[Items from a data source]
════════════════
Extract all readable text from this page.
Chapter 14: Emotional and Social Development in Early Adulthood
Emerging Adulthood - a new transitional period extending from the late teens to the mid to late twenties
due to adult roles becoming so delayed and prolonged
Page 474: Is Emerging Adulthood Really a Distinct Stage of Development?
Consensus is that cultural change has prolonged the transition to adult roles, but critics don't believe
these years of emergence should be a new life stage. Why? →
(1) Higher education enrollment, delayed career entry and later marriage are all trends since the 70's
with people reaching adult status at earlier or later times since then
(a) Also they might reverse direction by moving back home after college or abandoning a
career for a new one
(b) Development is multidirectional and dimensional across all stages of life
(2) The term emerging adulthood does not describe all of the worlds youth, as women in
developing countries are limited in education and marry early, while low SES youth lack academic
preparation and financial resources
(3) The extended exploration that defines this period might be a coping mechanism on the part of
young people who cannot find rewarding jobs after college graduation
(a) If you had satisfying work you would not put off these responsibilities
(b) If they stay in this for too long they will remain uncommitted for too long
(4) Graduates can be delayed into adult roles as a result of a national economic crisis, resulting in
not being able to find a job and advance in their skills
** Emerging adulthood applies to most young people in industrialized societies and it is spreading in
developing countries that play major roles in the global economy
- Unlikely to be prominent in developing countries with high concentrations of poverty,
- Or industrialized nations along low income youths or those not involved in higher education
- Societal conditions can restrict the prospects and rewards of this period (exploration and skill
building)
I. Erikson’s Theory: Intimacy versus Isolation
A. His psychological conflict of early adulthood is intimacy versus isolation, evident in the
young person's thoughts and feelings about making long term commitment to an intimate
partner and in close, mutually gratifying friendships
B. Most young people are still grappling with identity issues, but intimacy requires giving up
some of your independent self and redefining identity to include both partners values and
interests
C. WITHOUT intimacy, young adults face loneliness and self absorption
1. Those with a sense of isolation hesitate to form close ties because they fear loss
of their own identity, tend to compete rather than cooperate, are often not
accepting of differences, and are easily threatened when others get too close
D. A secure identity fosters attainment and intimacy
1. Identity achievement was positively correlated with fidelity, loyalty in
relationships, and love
════════════════
Report only how many lines in the records contain the word "life".

■ Response to the exercise
2